**About this exercise**
The answer must consist of every line in the data that contains "lutherska".

>>>

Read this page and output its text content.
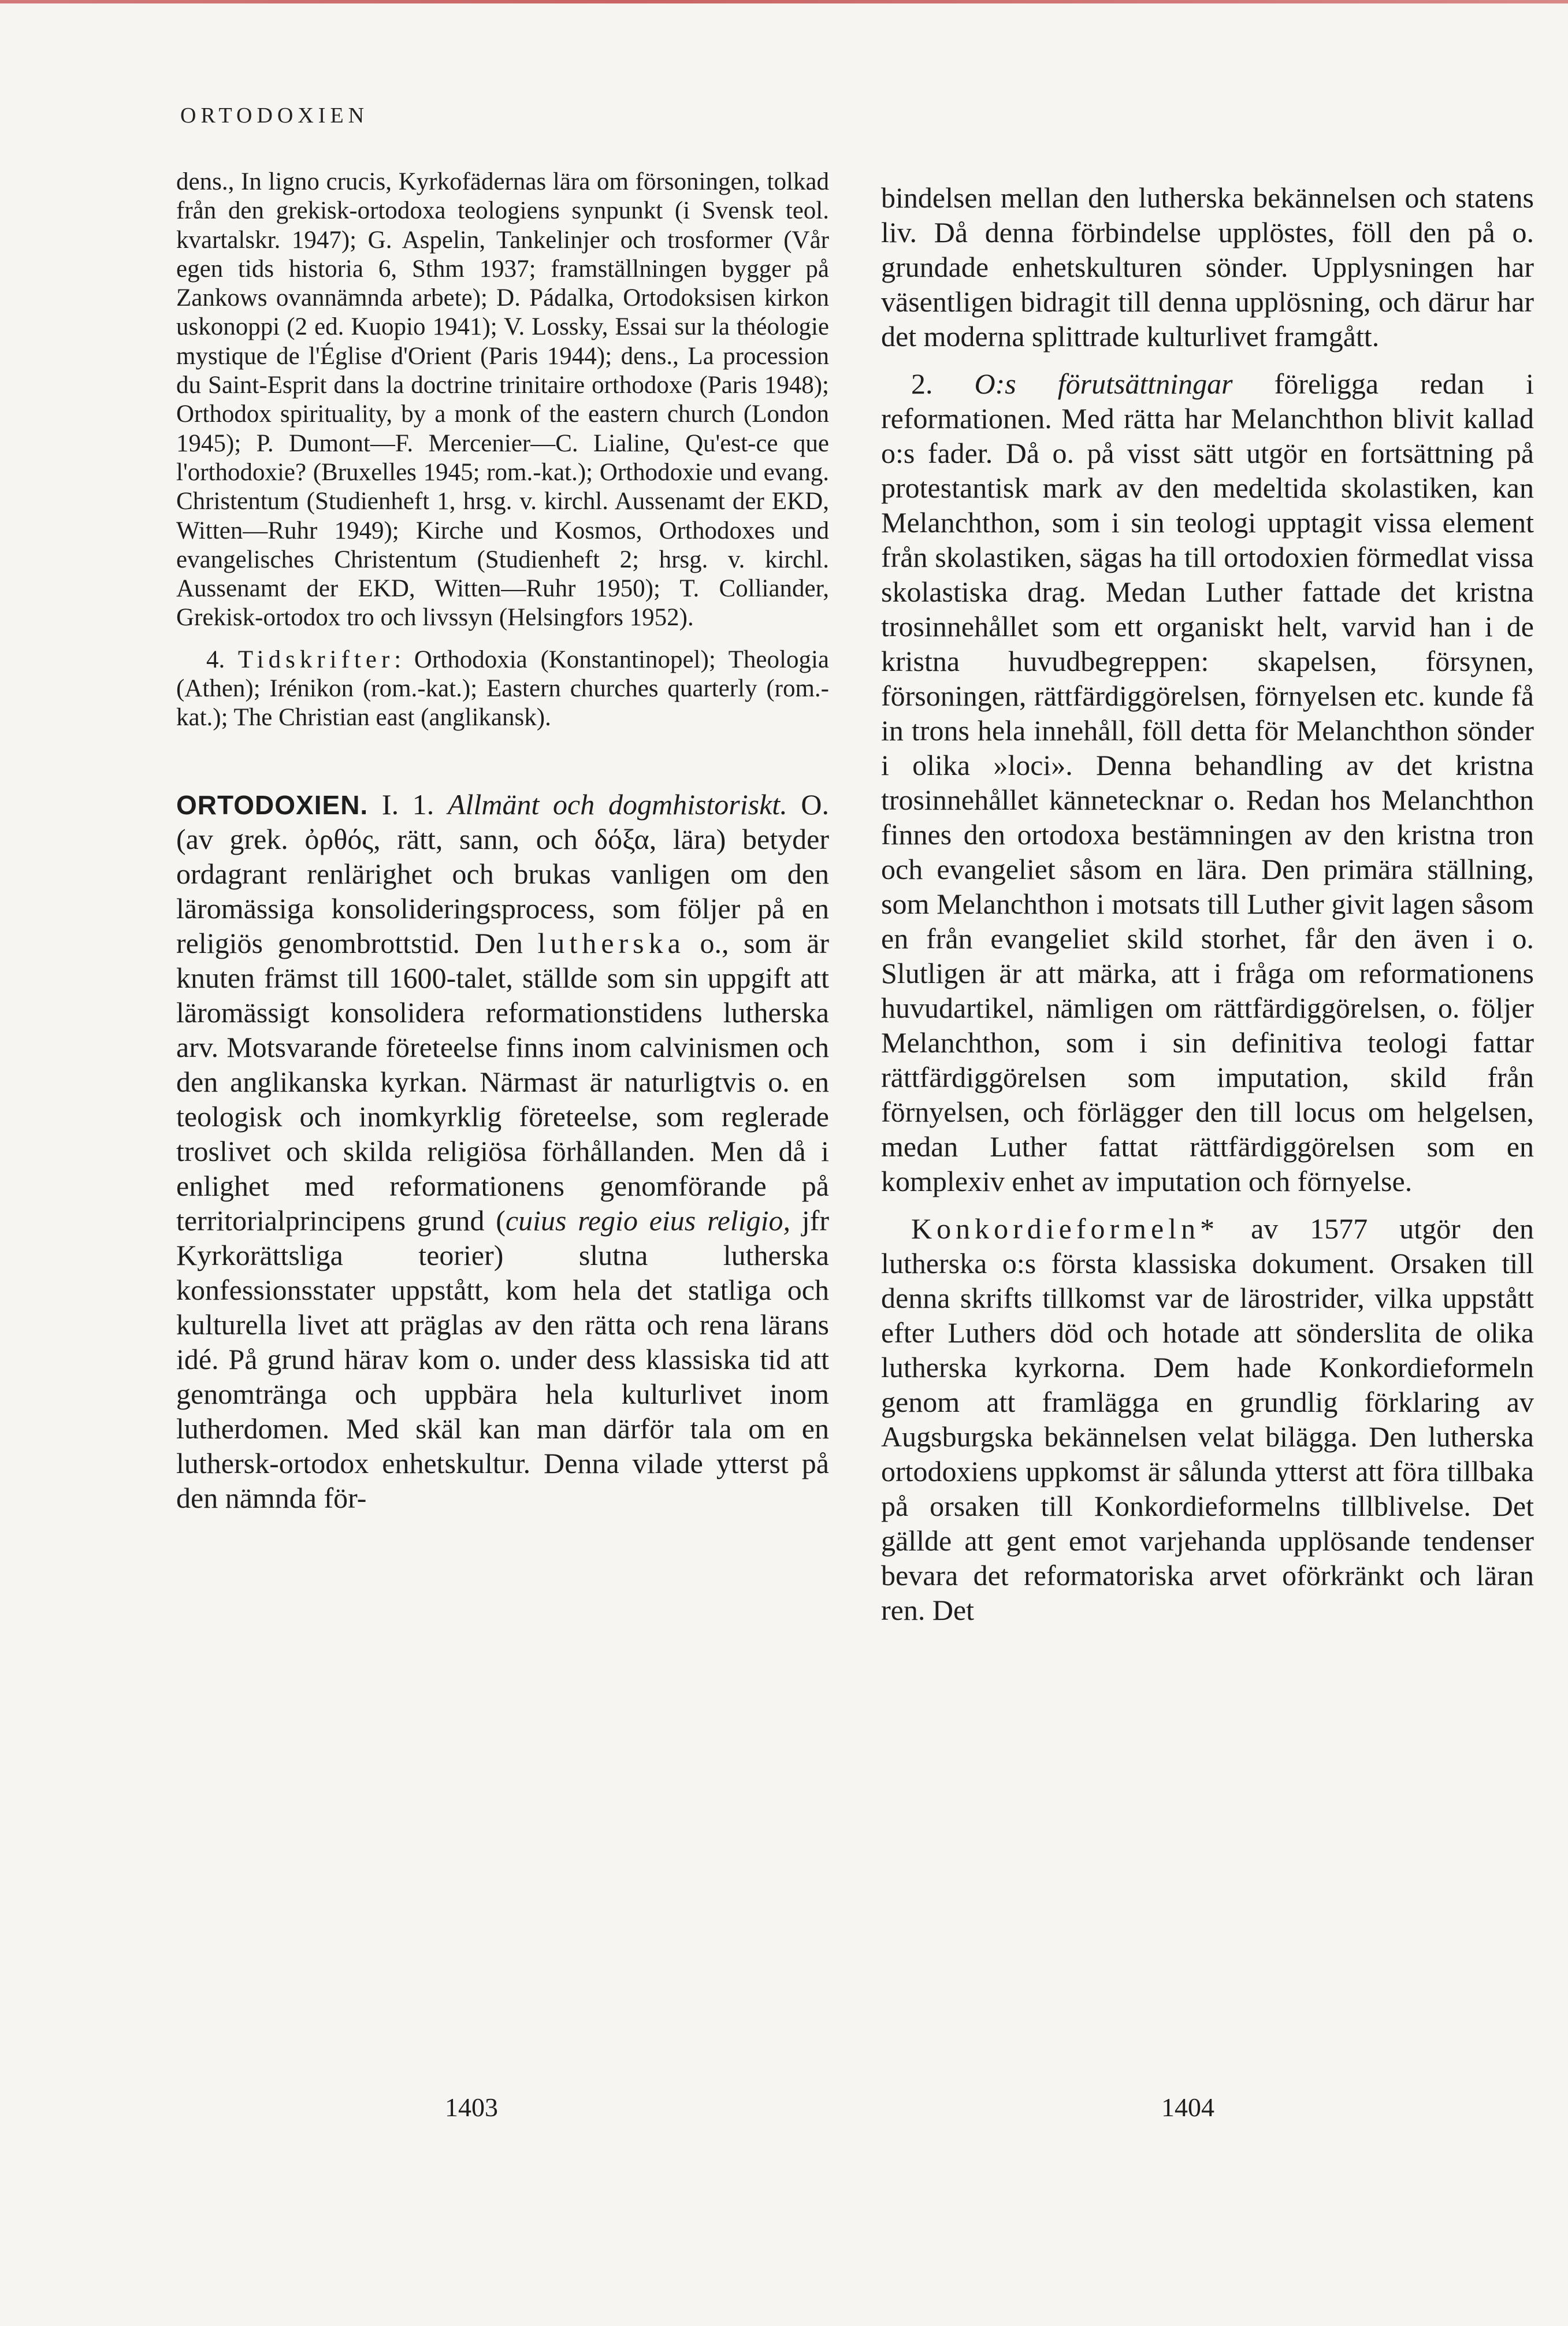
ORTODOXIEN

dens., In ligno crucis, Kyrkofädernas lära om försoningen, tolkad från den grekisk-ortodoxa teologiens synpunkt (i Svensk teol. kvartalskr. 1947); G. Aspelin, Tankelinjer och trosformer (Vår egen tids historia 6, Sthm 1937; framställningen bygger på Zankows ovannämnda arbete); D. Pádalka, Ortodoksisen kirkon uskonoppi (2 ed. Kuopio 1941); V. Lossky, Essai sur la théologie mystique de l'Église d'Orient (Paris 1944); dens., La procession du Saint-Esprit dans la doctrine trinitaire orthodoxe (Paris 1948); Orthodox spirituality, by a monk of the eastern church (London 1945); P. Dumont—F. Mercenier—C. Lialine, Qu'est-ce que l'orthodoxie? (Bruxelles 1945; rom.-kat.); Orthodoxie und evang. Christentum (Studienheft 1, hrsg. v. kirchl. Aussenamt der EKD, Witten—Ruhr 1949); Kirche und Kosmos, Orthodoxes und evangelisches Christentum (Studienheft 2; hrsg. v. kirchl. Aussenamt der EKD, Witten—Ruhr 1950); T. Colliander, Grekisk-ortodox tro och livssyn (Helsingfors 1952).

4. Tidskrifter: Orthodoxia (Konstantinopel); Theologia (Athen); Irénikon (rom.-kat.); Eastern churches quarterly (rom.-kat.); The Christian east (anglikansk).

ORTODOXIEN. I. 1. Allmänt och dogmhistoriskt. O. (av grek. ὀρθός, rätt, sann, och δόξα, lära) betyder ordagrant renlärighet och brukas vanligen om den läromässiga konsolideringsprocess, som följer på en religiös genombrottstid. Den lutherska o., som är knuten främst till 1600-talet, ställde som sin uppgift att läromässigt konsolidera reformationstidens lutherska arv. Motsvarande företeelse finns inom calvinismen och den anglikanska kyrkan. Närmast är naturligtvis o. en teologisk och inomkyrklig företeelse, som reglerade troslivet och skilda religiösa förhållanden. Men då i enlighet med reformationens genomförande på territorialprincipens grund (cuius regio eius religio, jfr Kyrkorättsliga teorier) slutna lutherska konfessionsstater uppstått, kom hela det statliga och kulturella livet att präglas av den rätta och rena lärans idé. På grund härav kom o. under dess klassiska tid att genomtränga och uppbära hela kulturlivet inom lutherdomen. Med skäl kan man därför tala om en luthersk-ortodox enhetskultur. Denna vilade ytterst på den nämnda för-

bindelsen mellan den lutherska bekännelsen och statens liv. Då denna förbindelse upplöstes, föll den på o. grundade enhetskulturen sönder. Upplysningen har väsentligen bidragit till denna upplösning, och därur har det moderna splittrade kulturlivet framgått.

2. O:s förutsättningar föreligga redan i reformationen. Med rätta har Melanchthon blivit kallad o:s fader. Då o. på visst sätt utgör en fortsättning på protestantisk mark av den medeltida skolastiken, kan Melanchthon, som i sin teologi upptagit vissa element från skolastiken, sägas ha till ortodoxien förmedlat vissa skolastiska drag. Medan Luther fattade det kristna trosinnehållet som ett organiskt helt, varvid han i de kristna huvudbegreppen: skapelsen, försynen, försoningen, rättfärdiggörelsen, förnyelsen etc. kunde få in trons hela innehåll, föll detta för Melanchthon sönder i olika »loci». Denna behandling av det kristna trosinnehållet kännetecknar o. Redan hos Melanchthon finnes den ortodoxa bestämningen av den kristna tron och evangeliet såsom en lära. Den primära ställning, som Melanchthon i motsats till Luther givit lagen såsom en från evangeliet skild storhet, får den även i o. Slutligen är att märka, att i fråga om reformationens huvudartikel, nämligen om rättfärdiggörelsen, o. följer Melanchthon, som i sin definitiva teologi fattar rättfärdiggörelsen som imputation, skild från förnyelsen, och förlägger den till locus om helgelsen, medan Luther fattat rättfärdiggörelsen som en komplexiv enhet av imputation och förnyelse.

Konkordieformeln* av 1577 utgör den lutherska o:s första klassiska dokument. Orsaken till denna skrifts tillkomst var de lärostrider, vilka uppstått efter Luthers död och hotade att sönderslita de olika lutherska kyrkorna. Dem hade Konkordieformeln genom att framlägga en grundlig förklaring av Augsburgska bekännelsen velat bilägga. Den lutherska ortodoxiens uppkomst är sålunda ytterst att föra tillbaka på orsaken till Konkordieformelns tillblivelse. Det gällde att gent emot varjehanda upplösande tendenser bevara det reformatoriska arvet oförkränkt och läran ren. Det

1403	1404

<<<

**Answer to this problem**
ORTODOXIEN. I. 1. Allmänt och dogmhistoriskt. O. (av grek. ὀρθός, rätt, sann, och δόξα, lära) betyder ordagrant renlärighet och brukas vanligen om den läromässiga konsolideringsprocess, som följer på en religiös genombrottstid. Den lutherska o., som är knuten främst till 1600-talet, ställde som sin uppgift att läromässigt konsolidera reformationstidens lutherska arv. Motsvarande företeelse finns inom calvinismen och den anglikanska kyrkan. Närmast är naturligtvis o. en teologisk och inomkyrklig företeelse, som reglerade troslivet och skilda religiösa förhållanden. Men då i enlighet med reformationens genomförande på territorialprincipens grund (cuius regio eius religio, jfr Kyrkorättsliga teorier) slutna lutherska konfessionsstater uppstått, kom hela det statliga och kulturella livet att präglas av den rätta och rena lärans idé. På grund härav kom o. under dess klassiska tid att genomtränga och uppbära hela kulturlivet inom lutherdomen. Med skäl kan man därför tala om en luthersk-ortodox enhetskultur. Denna vilade ytterst på den nämnda för-
bindelsen mellan den lutherska bekännelsen och statens liv. Då denna förbindelse upplöstes, föll den på o. grundade enhetskulturen sönder. Upplysningen har väsentligen bidragit till denna upplösning, och därur har det moderna splittrade kulturlivet framgått.
Konkordieformeln* av 1577 utgör den lutherska o:s första klassiska dokument. Orsaken till denna skrifts tillkomst var de lärostrider, vilka uppstått efter Luthers död och hotade att sönderslita de olika lutherska kyrkorna. Dem hade Konkordieformeln genom att framlägga en grundlig förklaring av Augsburgska bekännelsen velat bilägga. Den lutherska ortodoxiens uppkomst är sålunda ytterst att föra tillbaka på orsaken till Konkordieformelns tillblivelse. Det gällde att gent emot varjehanda upplösande tendenser bevara det reformatoriska arvet oförkränkt och läran ren. Det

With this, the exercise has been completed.